**Given request**
Search the entries for the word "label" and pull out each line that has it.
── Record set ──
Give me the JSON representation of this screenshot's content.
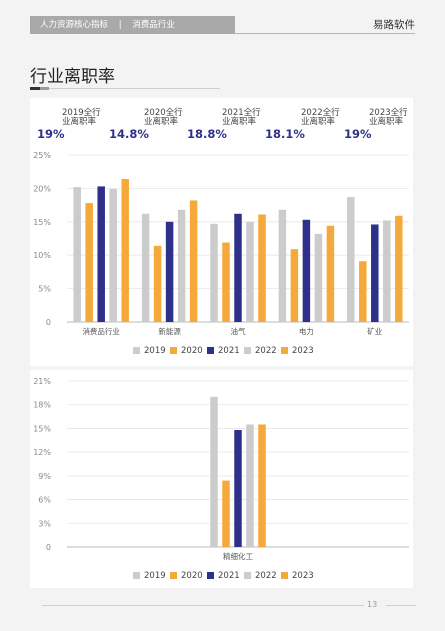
{
  "header": {
    "section": "人力资源核心指标",
    "separator": "|",
    "subsection": "消费品行业",
    "brand": "易路软件"
  },
  "page_title": "行业离职率",
  "stats": [
    {
      "label": "2019全行业离职率",
      "value": "19%"
    },
    {
      "label": "2020全行业离职率",
      "value": "14.8%"
    },
    {
      "label": "2021全行业离职率",
      "value": "18.8%"
    },
    {
      "label": "2022全行业离职率",
      "value": "18.1%"
    },
    {
      "label": "2023全行业离职率",
      "value": "19%"
    }
  ],
  "colors": {
    "2019": "#cccccc",
    "2020": "#f5a93b",
    "2021": "#2e3189",
    "2022": "#cccccc",
    "2023": "#f5a93b"
  },
  "chart_data": [
    {
      "type": "bar",
      "categories": [
        "消费品行业",
        "新能源",
        "油气",
        "电力",
        "矿业"
      ],
      "series": [
        {
          "name": "2019",
          "values": [
            20.2,
            16.2,
            14.7,
            16.8,
            18.7
          ]
        },
        {
          "name": "2020",
          "values": [
            17.8,
            11.4,
            11.9,
            10.9,
            9.1
          ]
        },
        {
          "name": "2021",
          "values": [
            20.3,
            15.0,
            16.2,
            15.3,
            14.6
          ]
        },
        {
          "name": "2022",
          "values": [
            19.9,
            16.8,
            15.0,
            13.2,
            15.2
          ]
        },
        {
          "name": "2023",
          "values": [
            21.4,
            18.2,
            16.1,
            14.4,
            15.9
          ]
        }
      ],
      "yticks": [
        "0",
        "5%",
        "10%",
        "15%",
        "20%",
        "25%"
      ],
      "ylim": [
        0,
        25
      ]
    },
    {
      "type": "bar",
      "categories": [
        "精细化工"
      ],
      "series": [
        {
          "name": "2019",
          "values": [
            19.0
          ]
        },
        {
          "name": "2020",
          "values": [
            8.4
          ]
        },
        {
          "name": "2021",
          "values": [
            14.8
          ]
        },
        {
          "name": "2022",
          "values": [
            15.5
          ]
        },
        {
          "name": "2023",
          "values": [
            15.5
          ]
        }
      ],
      "yticks": [
        "0",
        "3%",
        "6%",
        "9%",
        "12%",
        "15%",
        "18%",
        "21%"
      ],
      "ylim": [
        0,
        21
      ]
    }
  ],
  "footer": {
    "page_number": "13"
  }
}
───
**Problem solution**
      "label": "2019全行业离职率",
      "label": "2020全行业离职率",
      "label": "2021全行业离职率",
      "label": "2022全行业离职率",
      "label": "2023全行业离职率",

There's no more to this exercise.